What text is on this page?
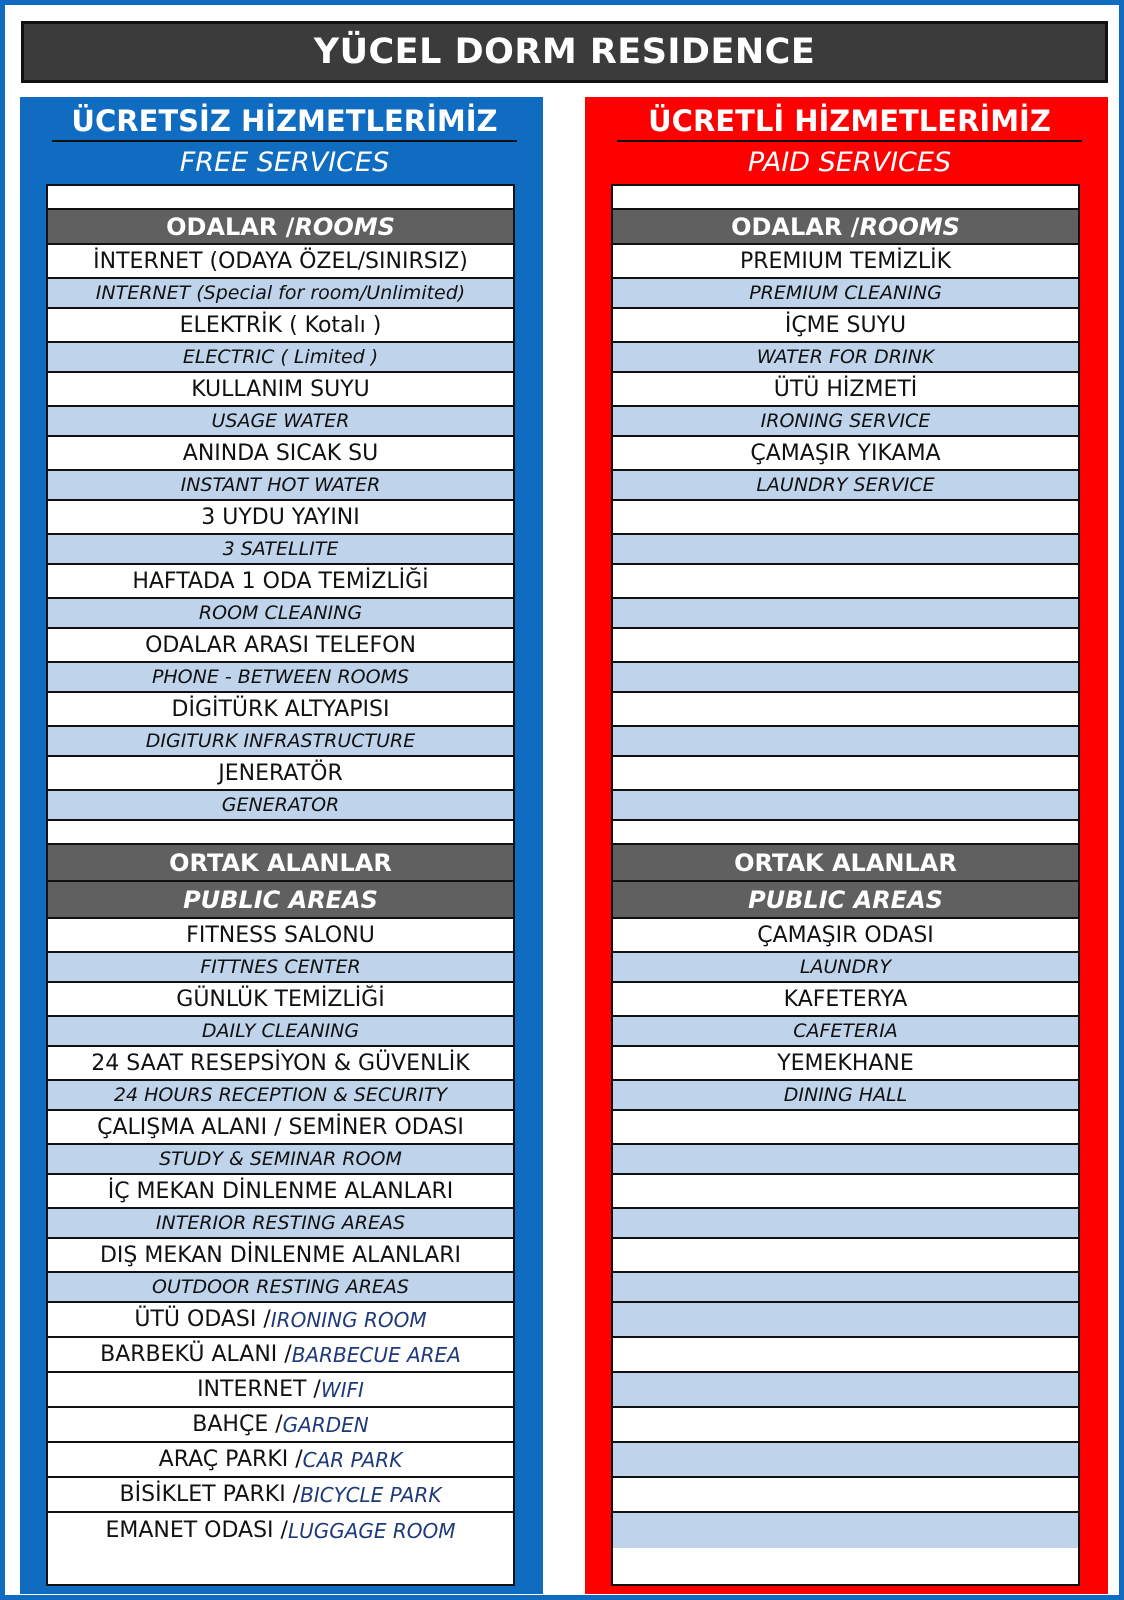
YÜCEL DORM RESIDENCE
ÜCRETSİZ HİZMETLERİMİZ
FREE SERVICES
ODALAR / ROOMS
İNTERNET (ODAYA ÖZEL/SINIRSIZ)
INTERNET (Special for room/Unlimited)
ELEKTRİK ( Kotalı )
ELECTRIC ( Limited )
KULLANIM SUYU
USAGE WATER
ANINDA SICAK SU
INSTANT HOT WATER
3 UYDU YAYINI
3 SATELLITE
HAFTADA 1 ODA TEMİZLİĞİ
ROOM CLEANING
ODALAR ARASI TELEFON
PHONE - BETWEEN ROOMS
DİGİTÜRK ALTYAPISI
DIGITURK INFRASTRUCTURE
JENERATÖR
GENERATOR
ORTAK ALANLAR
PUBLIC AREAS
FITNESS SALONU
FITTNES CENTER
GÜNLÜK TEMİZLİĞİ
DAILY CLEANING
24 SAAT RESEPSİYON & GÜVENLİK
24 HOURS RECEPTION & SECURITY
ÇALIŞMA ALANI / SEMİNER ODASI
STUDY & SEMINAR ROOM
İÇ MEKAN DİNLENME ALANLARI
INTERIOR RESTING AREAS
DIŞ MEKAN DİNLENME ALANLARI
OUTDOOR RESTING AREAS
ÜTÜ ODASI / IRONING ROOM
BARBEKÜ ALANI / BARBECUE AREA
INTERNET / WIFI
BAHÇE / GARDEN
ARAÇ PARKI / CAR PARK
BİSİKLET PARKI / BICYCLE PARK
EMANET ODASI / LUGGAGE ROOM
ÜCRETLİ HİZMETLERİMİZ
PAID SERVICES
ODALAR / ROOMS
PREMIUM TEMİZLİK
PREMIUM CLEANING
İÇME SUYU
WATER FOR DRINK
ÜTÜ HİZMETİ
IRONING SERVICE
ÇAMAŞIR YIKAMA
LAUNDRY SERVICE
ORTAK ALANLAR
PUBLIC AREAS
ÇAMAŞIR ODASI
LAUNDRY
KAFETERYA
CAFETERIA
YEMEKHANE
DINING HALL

_____

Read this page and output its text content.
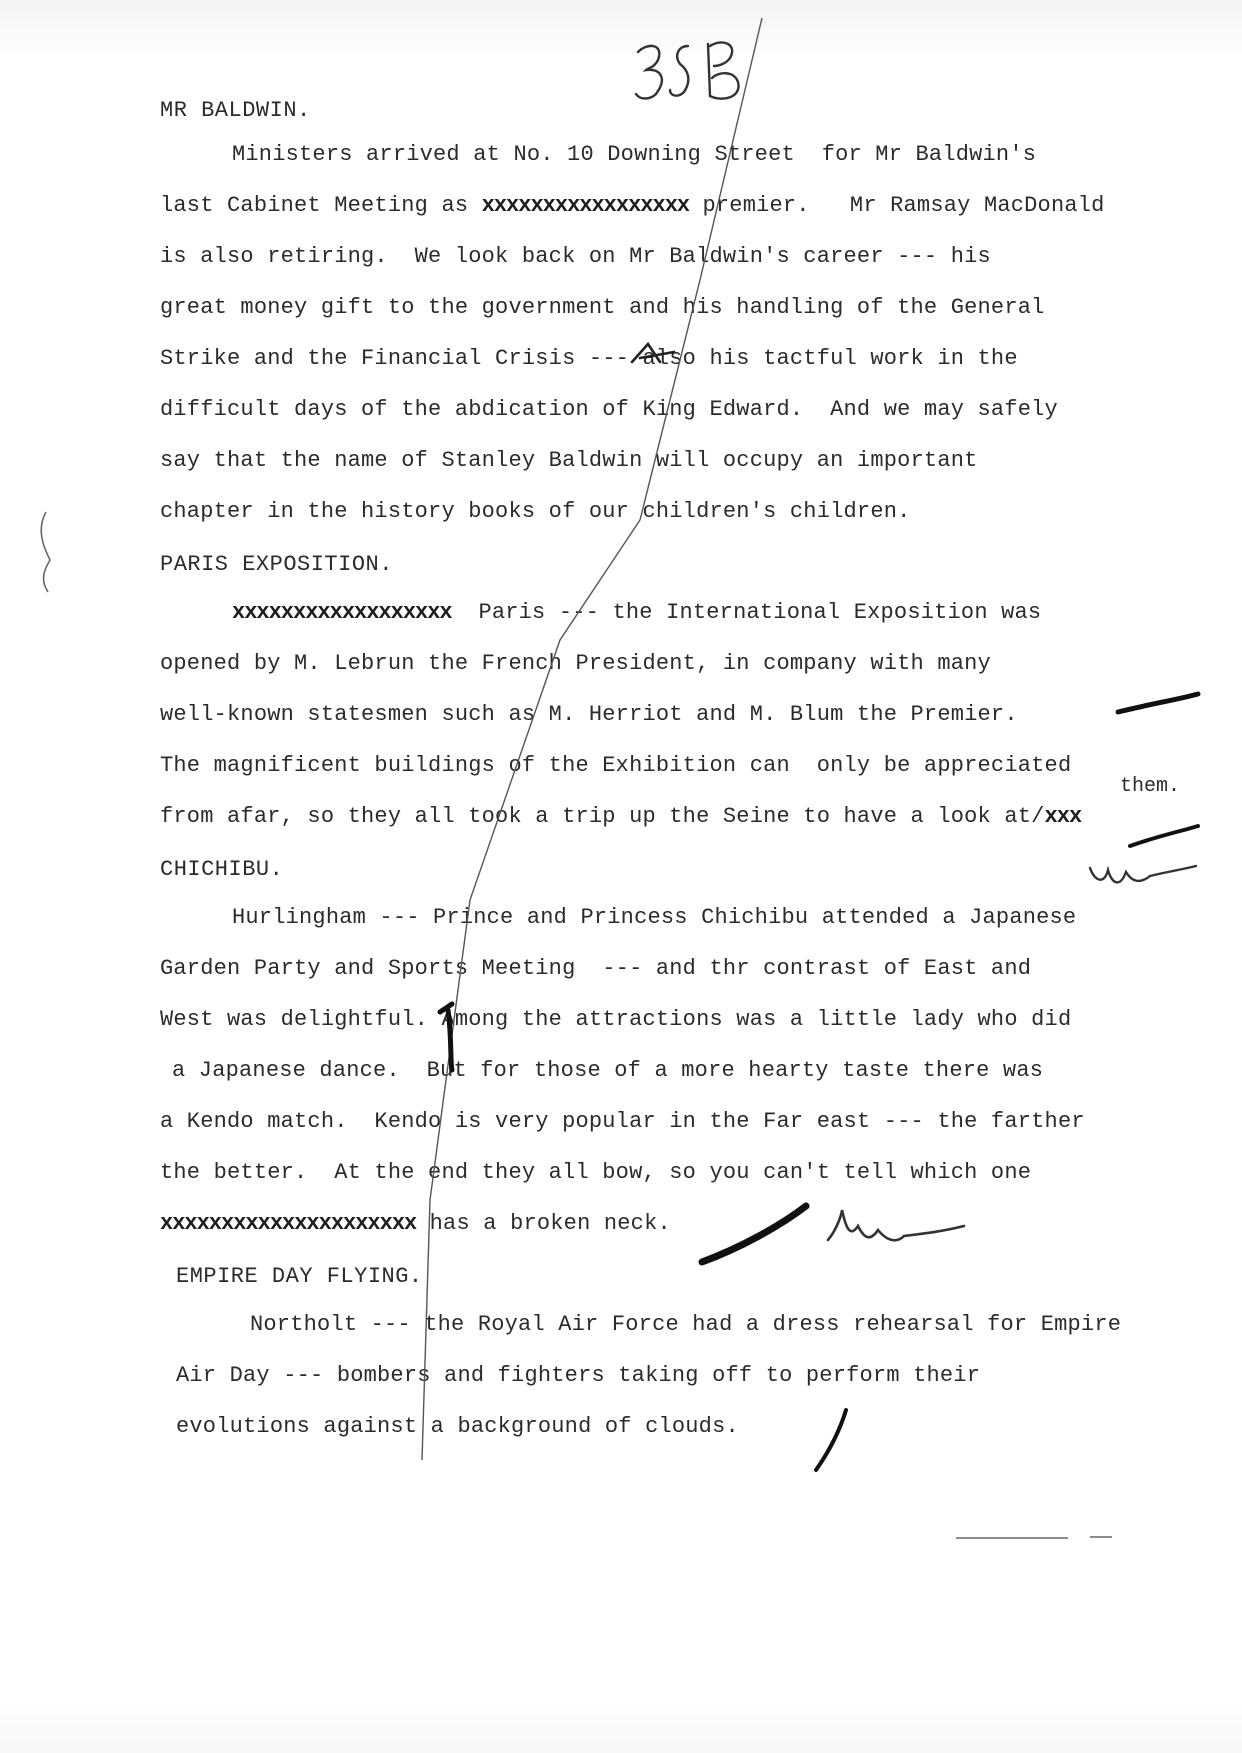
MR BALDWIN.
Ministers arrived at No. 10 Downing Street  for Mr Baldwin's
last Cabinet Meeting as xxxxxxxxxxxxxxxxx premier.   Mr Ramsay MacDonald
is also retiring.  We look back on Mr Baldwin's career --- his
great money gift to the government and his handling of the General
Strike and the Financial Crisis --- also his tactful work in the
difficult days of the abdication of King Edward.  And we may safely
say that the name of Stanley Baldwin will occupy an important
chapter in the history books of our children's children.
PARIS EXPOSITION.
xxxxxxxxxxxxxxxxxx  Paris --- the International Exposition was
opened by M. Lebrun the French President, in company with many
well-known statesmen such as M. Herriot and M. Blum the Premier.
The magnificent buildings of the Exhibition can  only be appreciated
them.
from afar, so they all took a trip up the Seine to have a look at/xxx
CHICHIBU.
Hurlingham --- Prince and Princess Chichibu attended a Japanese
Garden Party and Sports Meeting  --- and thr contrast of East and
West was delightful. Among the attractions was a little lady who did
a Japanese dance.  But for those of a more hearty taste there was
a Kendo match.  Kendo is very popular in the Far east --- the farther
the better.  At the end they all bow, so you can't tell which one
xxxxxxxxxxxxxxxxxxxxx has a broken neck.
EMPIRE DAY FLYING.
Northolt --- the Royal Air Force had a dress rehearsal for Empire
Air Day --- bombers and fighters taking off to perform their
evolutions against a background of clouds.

_____

Across the material above, count every line holding "RESTING" and write down only the number.

2